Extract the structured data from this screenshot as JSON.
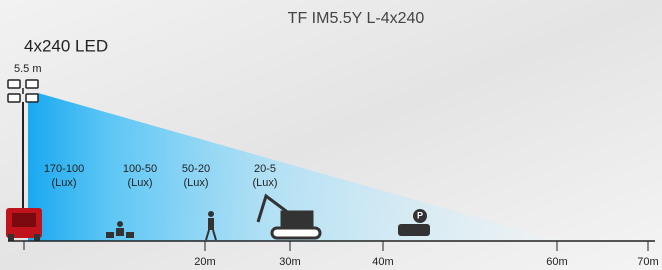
{
  "title": "TF IM5.5Y L-4x240",
  "model": "4x240 LED",
  "height": "5.5 m",
  "zones": [
    {
      "range": "170-100",
      "unit": "(Lux)"
    },
    {
      "range": "100-50",
      "unit": "(Lux)"
    },
    {
      "range": "50-20",
      "unit": "(Lux)"
    },
    {
      "range": "20-5",
      "unit": "(Lux)"
    }
  ],
  "distances": [
    "20m",
    "30m",
    "40m",
    "60m",
    "70m"
  ]
}
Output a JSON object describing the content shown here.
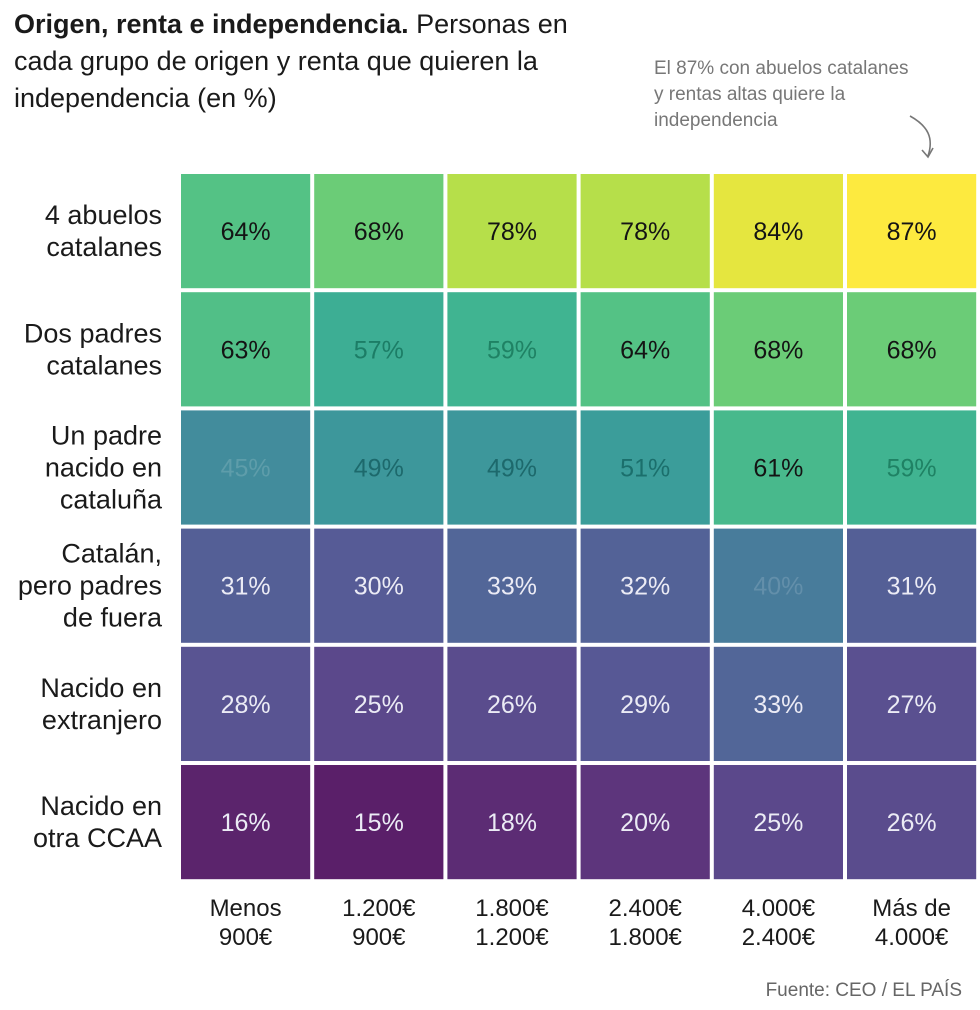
{
  "title": {
    "bold": "Origen, renta e independencia.",
    "rest": "Personas en cada grupo de origen y renta que quieren la independencia (en %)"
  },
  "annotation": {
    "text": "El 87% con abuelos catalanes y rentas altas quiere la independencia"
  },
  "source": "Fuente: CEO / EL PAÍS",
  "chart_data": {
    "type": "heatmap",
    "title": "Origen, renta e independencia.",
    "xlabel": "",
    "ylabel": "",
    "unit": "%",
    "color_scale": "viridis",
    "color_domain": [
      15,
      87
    ],
    "columns": [
      [
        "Menos",
        "900€"
      ],
      [
        "1.200€",
        "900€"
      ],
      [
        "1.800€",
        "1.200€"
      ],
      [
        "2.400€",
        "1.800€"
      ],
      [
        "4.000€",
        "2.400€"
      ],
      [
        "Más de",
        "4.000€"
      ]
    ],
    "rows": [
      {
        "label": [
          "4 abuelos",
          "catalanes"
        ],
        "values": [
          64,
          68,
          78,
          78,
          84,
          87
        ]
      },
      {
        "label": [
          "Dos padres",
          "catalanes"
        ],
        "values": [
          63,
          57,
          59,
          64,
          68,
          68
        ]
      },
      {
        "label": [
          "Un padre",
          "nacido en",
          "cataluña"
        ],
        "values": [
          45,
          49,
          49,
          51,
          61,
          59
        ]
      },
      {
        "label": [
          "Catalán,",
          "pero padres",
          "de fuera"
        ],
        "values": [
          31,
          30,
          33,
          32,
          40,
          31
        ]
      },
      {
        "label": [
          "Nacido en",
          "extranjero"
        ],
        "values": [
          28,
          25,
          26,
          29,
          33,
          27
        ]
      },
      {
        "label": [
          "Nacido en",
          "otra CCAA"
        ],
        "values": [
          16,
          15,
          18,
          20,
          25,
          26
        ]
      }
    ]
  }
}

^^^^^^^^^^^^^^^^

▶ [Written request]: Extract the entries in full, exactly as they are, minus the pictures.

▶ [Exercise response]:
Extract the structured data from this screenshot as JSON.
{
  "title": "TF IM5.5Y L-4x240",
  "model": "4x240 LED",
  "height": "5.5 m",
  "zones": [
    {
      "range": "170-100",
      "unit": "(Lux)"
    },
    {
      "range": "100-50",
      "unit": "(Lux)"
    },
    {
      "range": "50-20",
      "unit": "(Lux)"
    },
    {
      "range": "20-5",
      "unit": "(Lux)"
    }
  ],
  "distances": [
    "20m",
    "30m",
    "40m",
    "60m",
    "70m"
  ]
}
Output a JSON object describing the content shown here.
{
  "title": {
    "bold": "Origen, renta e independencia.",
    "rest": "Personas en cada grupo de origen y renta que quieren la independencia (en %)"
  },
  "annotation": {
    "text": "El 87% con abuelos catalanes y rentas altas quiere la independencia"
  },
  "source": "Fuente: CEO / EL PAÍS",
  "chart_data": {
    "type": "heatmap",
    "title": "Origen, renta e independencia.",
    "xlabel": "",
    "ylabel": "",
    "unit": "%",
    "color_scale": "viridis",
    "color_domain": [
      15,
      87
    ],
    "columns": [
      [
        "Menos",
        "900€"
      ],
      [
        "1.200€",
        "900€"
      ],
      [
        "1.800€",
        "1.200€"
      ],
      [
        "2.400€",
        "1.800€"
      ],
      [
        "4.000€",
        "2.400€"
      ],
      [
        "Más de",
        "4.000€"
      ]
    ],
    "rows": [
      {
        "label": [
          "4 abuelos",
          "catalanes"
        ],
        "values": [
          64,
          68,
          78,
          78,
          84,
          87
        ]
      },
      {
        "label": [
          "Dos padres",
          "catalanes"
        ],
        "values": [
          63,
          57,
          59,
          64,
          68,
          68
        ]
      },
      {
        "label": [
          "Un padre",
          "nacido en",
          "cataluña"
        ],
        "values": [
          45,
          49,
          49,
          51,
          61,
          59
        ]
      },
      {
        "label": [
          "Catalán,",
          "pero padres",
          "de fuera"
        ],
        "values": [
          31,
          30,
          33,
          32,
          40,
          31
        ]
      },
      {
        "label": [
          "Nacido en",
          "extranjero"
        ],
        "values": [
          28,
          25,
          26,
          29,
          33,
          27
        ]
      },
      {
        "label": [
          "Nacido en",
          "otra CCAA"
        ],
        "values": [
          16,
          15,
          18,
          20,
          25,
          26
        ]
      }
    ]
  }
}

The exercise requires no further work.